> Task instructions
Without the pictures, set down the records below word for word.

> Stored data

━━━━━━━━━━━━━━━━━━━━

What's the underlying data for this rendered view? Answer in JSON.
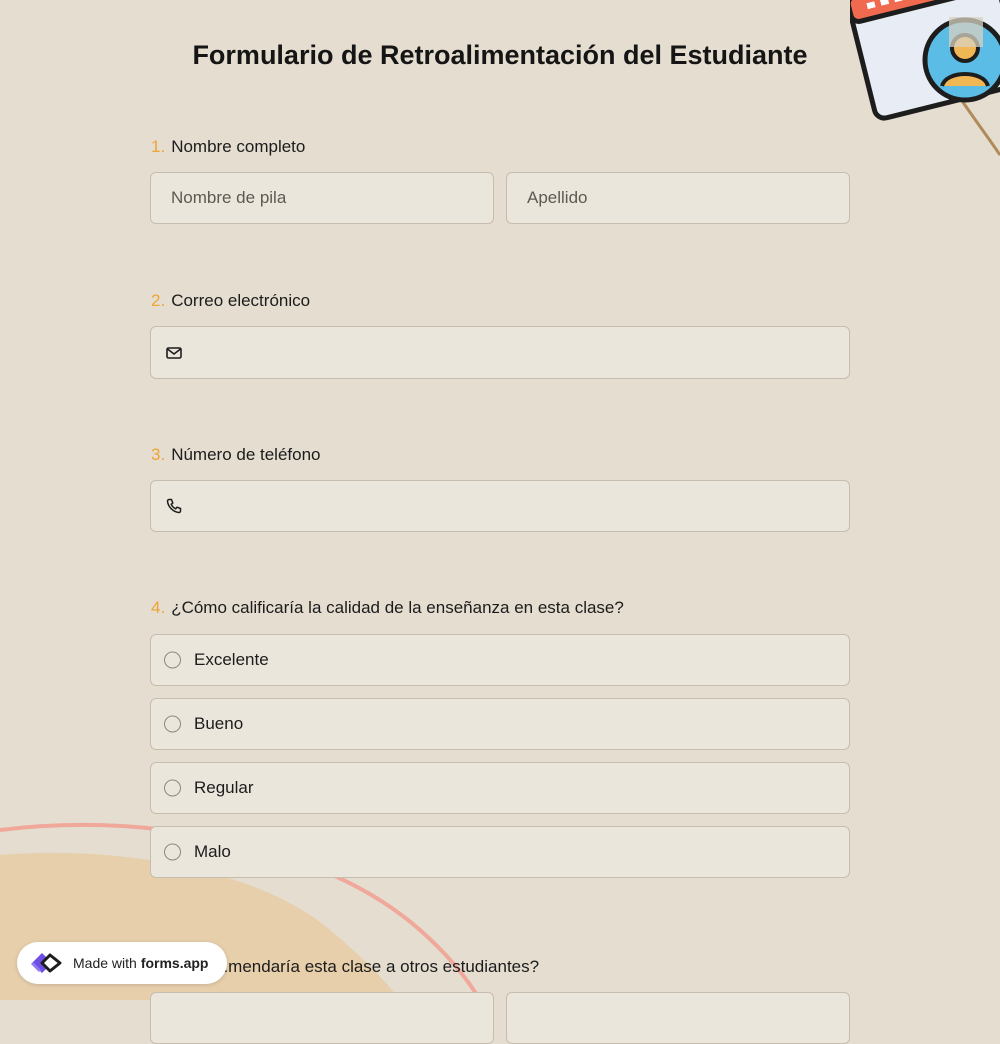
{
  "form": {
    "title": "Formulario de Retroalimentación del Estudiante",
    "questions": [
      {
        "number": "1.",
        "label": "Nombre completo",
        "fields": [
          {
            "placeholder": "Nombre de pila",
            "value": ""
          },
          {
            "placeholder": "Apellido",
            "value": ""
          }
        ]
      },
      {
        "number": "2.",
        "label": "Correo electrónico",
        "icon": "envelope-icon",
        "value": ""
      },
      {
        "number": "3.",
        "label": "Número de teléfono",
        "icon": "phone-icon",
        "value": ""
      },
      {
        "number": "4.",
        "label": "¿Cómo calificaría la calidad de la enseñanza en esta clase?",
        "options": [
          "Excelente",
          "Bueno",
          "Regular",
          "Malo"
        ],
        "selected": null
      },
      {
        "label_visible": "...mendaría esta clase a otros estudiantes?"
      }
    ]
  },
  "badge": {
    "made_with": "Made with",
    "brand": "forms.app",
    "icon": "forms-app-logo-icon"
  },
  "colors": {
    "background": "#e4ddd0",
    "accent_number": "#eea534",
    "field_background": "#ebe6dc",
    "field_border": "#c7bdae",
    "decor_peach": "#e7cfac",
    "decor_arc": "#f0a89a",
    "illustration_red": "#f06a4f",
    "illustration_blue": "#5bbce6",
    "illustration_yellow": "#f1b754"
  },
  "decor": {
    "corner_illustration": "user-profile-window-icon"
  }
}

━━━━━━━━━━━━━━━━━━━━

> The completed task
What's the underlying data for this rendered view? Answer in JSON.
{
  "form": {
    "title": "Formulario de Retroalimentación del Estudiante",
    "questions": [
      {
        "number": "1.",
        "label": "Nombre completo",
        "fields": [
          {
            "placeholder": "Nombre de pila",
            "value": ""
          },
          {
            "placeholder": "Apellido",
            "value": ""
          }
        ]
      },
      {
        "number": "2.",
        "label": "Correo electrónico",
        "icon": "envelope-icon",
        "value": ""
      },
      {
        "number": "3.",
        "label": "Número de teléfono",
        "icon": "phone-icon",
        "value": ""
      },
      {
        "number": "4.",
        "label": "¿Cómo calificaría la calidad de la enseñanza en esta clase?",
        "options": [
          "Excelente",
          "Bueno",
          "Regular",
          "Malo"
        ],
        "selected": null
      },
      {
        "label_visible": "...mendaría esta clase a otros estudiantes?"
      }
    ]
  },
  "badge": {
    "made_with": "Made with",
    "brand": "forms.app",
    "icon": "forms-app-logo-icon"
  },
  "colors": {
    "background": "#e4ddd0",
    "accent_number": "#eea534",
    "field_background": "#ebe6dc",
    "field_border": "#c7bdae",
    "decor_peach": "#e7cfac",
    "decor_arc": "#f0a89a",
    "illustration_red": "#f06a4f",
    "illustration_blue": "#5bbce6",
    "illustration_yellow": "#f1b754"
  },
  "decor": {
    "corner_illustration": "user-profile-window-icon"
  }
}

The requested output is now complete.